# start of DATASET RECORDS

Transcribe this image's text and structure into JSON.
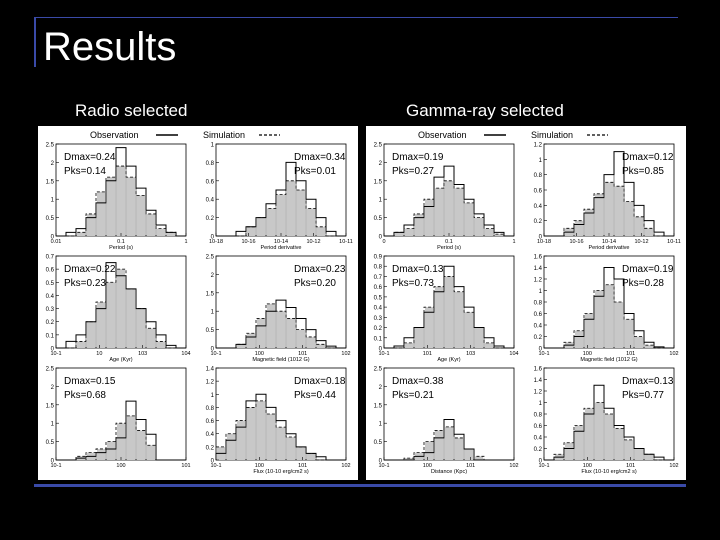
{
  "slide": {
    "title": "Results",
    "left_heading": "Radio selected",
    "right_heading": "Gamma-ray selected"
  },
  "chart_data": [
    {
      "group": "Radio selected",
      "legend": [
        "Observation",
        "Simulation"
      ],
      "type": "bar",
      "panels": [
        {
          "xlabel": "Period (s)",
          "xticks": [
            "0.01",
            "0.1",
            "1"
          ],
          "yticks": [
            "0",
            "0.5",
            "1",
            "1.5",
            "2",
            "2.5"
          ],
          "ymax": 2.5,
          "stats": [
            "Dmax=0.24",
            "Pks=0.14"
          ],
          "hist": [
            0,
            0.1,
            0.2,
            0.5,
            0.9,
            1.5,
            2.4,
            1.9,
            1.3,
            0.7,
            0.3,
            0.1,
            0
          ],
          "sim": [
            0,
            0,
            0.1,
            0.6,
            1.2,
            1.6,
            1.9,
            1.6,
            1.1,
            0.6,
            0.2,
            0.1,
            0
          ]
        },
        {
          "xlabel": "Period derivative",
          "xticks": [
            "10-18",
            "10-16",
            "10-14",
            "10-12",
            "10-11"
          ],
          "yticks": [
            "0",
            "0.2",
            "0.4",
            "0.6",
            "0.8",
            "1"
          ],
          "ymax": 1.0,
          "stats": [
            "Dmax=0.34",
            "Pks=0.01"
          ],
          "hist": [
            0,
            0,
            0.05,
            0.1,
            0.2,
            0.35,
            0.5,
            0.8,
            0.6,
            0.4,
            0.2,
            0.05,
            0
          ],
          "sim": [
            0,
            0,
            0,
            0.1,
            0.2,
            0.3,
            0.45,
            0.6,
            0.5,
            0.3,
            0.1,
            0,
            0
          ]
        },
        {
          "xlabel": "Age (Kyr)",
          "xticks": [
            "10-1",
            "10",
            "103",
            "104"
          ],
          "yticks": [
            "0",
            "0.1",
            "0.2",
            "0.3",
            "0.4",
            "0.5",
            "0.6",
            "0.7"
          ],
          "ymax": 0.7,
          "stats": [
            "Dmax=0.22",
            "Pks=0.23"
          ],
          "hist": [
            0,
            0.05,
            0.1,
            0.2,
            0.3,
            0.65,
            0.55,
            0.45,
            0.3,
            0.2,
            0.1,
            0.02,
            0
          ],
          "sim": [
            0,
            0,
            0.05,
            0.2,
            0.35,
            0.5,
            0.6,
            0.45,
            0.3,
            0.15,
            0.05,
            0,
            0
          ]
        },
        {
          "xlabel": "Magnetic field (1012 G)",
          "xticks": [
            "10-1",
            "100",
            "101",
            "102"
          ],
          "yticks": [
            "0",
            "0.5",
            "1",
            "1.5",
            "2",
            "2.5"
          ],
          "ymax": 2.5,
          "stats": [
            "Dmax=0.23",
            "Pks=0.20"
          ],
          "hist": [
            0,
            0,
            0.1,
            0.3,
            0.6,
            1.0,
            1.3,
            1.1,
            0.8,
            0.5,
            0.2,
            0.05,
            0
          ],
          "sim": [
            0,
            0,
            0.1,
            0.4,
            0.8,
            1.2,
            1.0,
            0.8,
            0.5,
            0.3,
            0.1,
            0,
            0
          ]
        },
        {
          "xlabel": "",
          "xticks": [
            "10-1",
            "100",
            "101"
          ],
          "yticks": [
            "0",
            "0.5",
            "1",
            "1.5",
            "2",
            "2.5"
          ],
          "ymax": 2.5,
          "stats": [
            "Dmax=0.15",
            "Pks=0.68"
          ],
          "hist": [
            0,
            0,
            0.05,
            0.1,
            0.2,
            0.3,
            0.6,
            1.6,
            1.1,
            0.7,
            0,
            0,
            0
          ],
          "sim": [
            0,
            0,
            0.1,
            0.2,
            0.3,
            0.5,
            1.0,
            1.2,
            0.8,
            0.4,
            0,
            0,
            0
          ]
        },
        {
          "xlabel": "Flux (10-10 erg/cm2 s)",
          "xticks": [
            "10-1",
            "100",
            "101",
            "102"
          ],
          "yticks": [
            "0",
            "0.2",
            "0.4",
            "0.6",
            "0.8",
            "1",
            "1.2",
            "1.4"
          ],
          "ymax": 1.4,
          "stats": [
            "Dmax=0.18",
            "Pks=0.44"
          ],
          "hist": [
            0.1,
            0.3,
            0.5,
            0.9,
            1.0,
            0.8,
            0.6,
            0.4,
            0.2,
            0.1,
            0.05,
            0,
            0
          ],
          "sim": [
            0.2,
            0.4,
            0.6,
            0.8,
            0.9,
            0.7,
            0.5,
            0.35,
            0.2,
            0.1,
            0,
            0,
            0
          ]
        }
      ]
    },
    {
      "group": "Gamma-ray selected",
      "legend": [
        "Observation",
        "Simulation"
      ],
      "type": "bar",
      "panels": [
        {
          "xlabel": "Period (s)",
          "xticks": [
            "0",
            "0.1",
            "1"
          ],
          "yticks": [
            "0",
            "0.5",
            "1",
            "1.5",
            "2",
            "2.5"
          ],
          "ymax": 2.5,
          "stats": [
            "Dmax=0.19",
            "Pks=0.27"
          ],
          "hist": [
            0,
            0.1,
            0.3,
            0.5,
            0.8,
            1.6,
            1.9,
            1.4,
            1.0,
            0.6,
            0.3,
            0.1,
            0
          ],
          "sim": [
            0,
            0.1,
            0.2,
            0.6,
            1.0,
            1.3,
            1.5,
            1.3,
            0.9,
            0.5,
            0.2,
            0.05,
            0
          ]
        },
        {
          "xlabel": "Period derivative",
          "xticks": [
            "10-18",
            "10-16",
            "10-14",
            "10-12",
            "10-11"
          ],
          "yticks": [
            "0",
            "0.2",
            "0.4",
            "0.6",
            "0.8",
            "1",
            "1.2"
          ],
          "ymax": 1.2,
          "stats": [
            "Dmax=0.12",
            "Pks=0.85"
          ],
          "hist": [
            0,
            0,
            0.05,
            0.15,
            0.3,
            0.5,
            0.8,
            1.1,
            0.7,
            0.4,
            0.2,
            0.05,
            0
          ],
          "sim": [
            0,
            0,
            0.1,
            0.2,
            0.35,
            0.55,
            0.7,
            0.65,
            0.45,
            0.25,
            0.1,
            0,
            0
          ]
        },
        {
          "xlabel": "Age (Kyr)",
          "xticks": [
            "10-1",
            "101",
            "103",
            "104"
          ],
          "yticks": [
            "0",
            "0.1",
            "0.2",
            "0.3",
            "0.4",
            "0.5",
            "0.6",
            "0.7",
            "0.8",
            "0.9"
          ],
          "ymax": 0.9,
          "stats": [
            "Dmax=0.13",
            "Pks=0.73"
          ],
          "hist": [
            0,
            0.02,
            0.1,
            0.2,
            0.35,
            0.55,
            0.8,
            0.6,
            0.4,
            0.2,
            0.1,
            0.02,
            0
          ],
          "sim": [
            0,
            0,
            0.05,
            0.2,
            0.4,
            0.6,
            0.7,
            0.55,
            0.35,
            0.2,
            0.05,
            0,
            0
          ]
        },
        {
          "xlabel": "Magnetic field (1012 G)",
          "xticks": [
            "10-1",
            "100",
            "101",
            "102"
          ],
          "yticks": [
            "0",
            "0.2",
            "0.4",
            "0.6",
            "0.8",
            "1",
            "1.2",
            "1.4",
            "1.6"
          ],
          "ymax": 1.6,
          "stats": [
            "Dmax=0.19",
            "Pks=0.28"
          ],
          "hist": [
            0,
            0,
            0.05,
            0.2,
            0.5,
            0.9,
            1.4,
            1.2,
            0.6,
            0.3,
            0.1,
            0.02,
            0
          ],
          "sim": [
            0,
            0,
            0.1,
            0.3,
            0.6,
            1.0,
            1.1,
            0.8,
            0.5,
            0.2,
            0.05,
            0,
            0
          ]
        },
        {
          "xlabel": "Distance (Kpc)",
          "xticks": [
            "10-1",
            "100",
            "101",
            "102"
          ],
          "yticks": [
            "0",
            "0.5",
            "1",
            "1.5",
            "2",
            "2.5"
          ],
          "ymax": 2.5,
          "stats": [
            "Dmax=0.38",
            "Pks=0.21"
          ],
          "hist": [
            0,
            0,
            0,
            0.1,
            0.2,
            0.6,
            1.1,
            0.7,
            0.3,
            0,
            0,
            0,
            0
          ],
          "sim": [
            0,
            0,
            0.05,
            0.2,
            0.5,
            0.8,
            0.9,
            0.6,
            0.3,
            0.1,
            0,
            0,
            0
          ]
        },
        {
          "xlabel": "Flux (10-10 erg/cm2 s)",
          "xticks": [
            "10-1",
            "100",
            "101",
            "102"
          ],
          "yticks": [
            "0",
            "0.2",
            "0.4",
            "0.6",
            "0.8",
            "1",
            "1.2",
            "1.4",
            "1.6"
          ],
          "ymax": 1.6,
          "stats": [
            "Dmax=0.13",
            "Pks=0.77"
          ],
          "hist": [
            0,
            0.05,
            0.2,
            0.5,
            0.8,
            1.3,
            0.9,
            0.6,
            0.4,
            0.2,
            0.1,
            0.05,
            0
          ],
          "sim": [
            0,
            0.1,
            0.3,
            0.6,
            0.9,
            1.0,
            0.8,
            0.55,
            0.35,
            0.2,
            0.1,
            0,
            0
          ]
        }
      ]
    }
  ]
}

# end of DATASET RECORDS

TASK DETAILS ▸ Show the lines of the data that hold the word "Gamma".

SOLUTION TO THE PROBLEM ▸
    "right_heading": "Gamma-ray selected"
      "group": "Gamma-ray selected",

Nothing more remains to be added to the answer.